Items from a data source:
Begin
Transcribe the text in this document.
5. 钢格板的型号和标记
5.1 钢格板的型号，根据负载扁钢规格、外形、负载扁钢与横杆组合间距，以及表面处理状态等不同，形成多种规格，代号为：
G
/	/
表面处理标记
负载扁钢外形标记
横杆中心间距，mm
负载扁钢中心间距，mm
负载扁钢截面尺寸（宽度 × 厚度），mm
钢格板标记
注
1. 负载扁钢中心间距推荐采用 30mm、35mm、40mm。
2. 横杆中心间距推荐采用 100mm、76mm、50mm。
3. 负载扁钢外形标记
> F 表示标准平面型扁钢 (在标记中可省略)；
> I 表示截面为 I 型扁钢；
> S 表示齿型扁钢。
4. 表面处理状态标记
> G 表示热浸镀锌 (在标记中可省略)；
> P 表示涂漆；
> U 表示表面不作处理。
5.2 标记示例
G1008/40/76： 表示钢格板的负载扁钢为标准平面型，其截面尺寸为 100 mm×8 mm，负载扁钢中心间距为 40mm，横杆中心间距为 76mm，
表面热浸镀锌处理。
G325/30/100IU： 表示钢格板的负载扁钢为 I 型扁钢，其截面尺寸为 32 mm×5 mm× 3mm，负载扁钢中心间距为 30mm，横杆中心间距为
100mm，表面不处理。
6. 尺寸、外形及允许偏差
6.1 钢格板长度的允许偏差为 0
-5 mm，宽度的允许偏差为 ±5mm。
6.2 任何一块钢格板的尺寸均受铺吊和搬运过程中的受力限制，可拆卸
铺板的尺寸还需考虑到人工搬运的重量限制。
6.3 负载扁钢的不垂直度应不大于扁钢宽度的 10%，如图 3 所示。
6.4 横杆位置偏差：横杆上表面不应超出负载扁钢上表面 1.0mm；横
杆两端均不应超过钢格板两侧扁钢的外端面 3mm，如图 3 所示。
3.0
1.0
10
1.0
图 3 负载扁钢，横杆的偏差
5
End
SHORT TASK
Send back each record exactly as it stands.

COMPLETED EXERCISE
Transcribe the text in this document.
5. 钢格板的型号和标记
5.1 钢格板的型号，根据负载扁钢规格、外形、负载扁钢与横杆组合间距，以及表面处理状态等不同，形成多种规格，代号为：
G
/	/
表面处理标记
负载扁钢外形标记
横杆中心间距，mm
负载扁钢中心间距，mm
负载扁钢截面尺寸（宽度 × 厚度），mm
钢格板标记
注
1. 负载扁钢中心间距推荐采用 30mm、35mm、40mm。
2. 横杆中心间距推荐采用 100mm、76mm、50mm。
3. 负载扁钢外形标记
> F 表示标准平面型扁钢 (在标记中可省略)；
> I 表示截面为 I 型扁钢；
> S 表示齿型扁钢。
4. 表面处理状态标记
> G 表示热浸镀锌 (在标记中可省略)；
> P 表示涂漆；
> U 表示表面不作处理。
5.2 标记示例
G1008/40/76： 表示钢格板的负载扁钢为标准平面型，其截面尺寸为 100 mm×8 mm，负载扁钢中心间距为 40mm，横杆中心间距为 76mm，
表面热浸镀锌处理。
G325/30/100IU： 表示钢格板的负载扁钢为 I 型扁钢，其截面尺寸为 32 mm×5 mm× 3mm，负载扁钢中心间距为 30mm，横杆中心间距为
100mm，表面不处理。
6. 尺寸、外形及允许偏差
6.1 钢格板长度的允许偏差为 0
-5 mm，宽度的允许偏差为 ±5mm。
6.2 任何一块钢格板的尺寸均受铺吊和搬运过程中的受力限制，可拆卸
铺板的尺寸还需考虑到人工搬运的重量限制。
6.3 负载扁钢的不垂直度应不大于扁钢宽度的 10%，如图 3 所示。
6.4 横杆位置偏差：横杆上表面不应超出负载扁钢上表面 1.0mm；横
杆两端均不应超过钢格板两侧扁钢的外端面 3mm，如图 3 所示。
3.0
1.0
10
1.0
图 3 负载扁钢，横杆的偏差
5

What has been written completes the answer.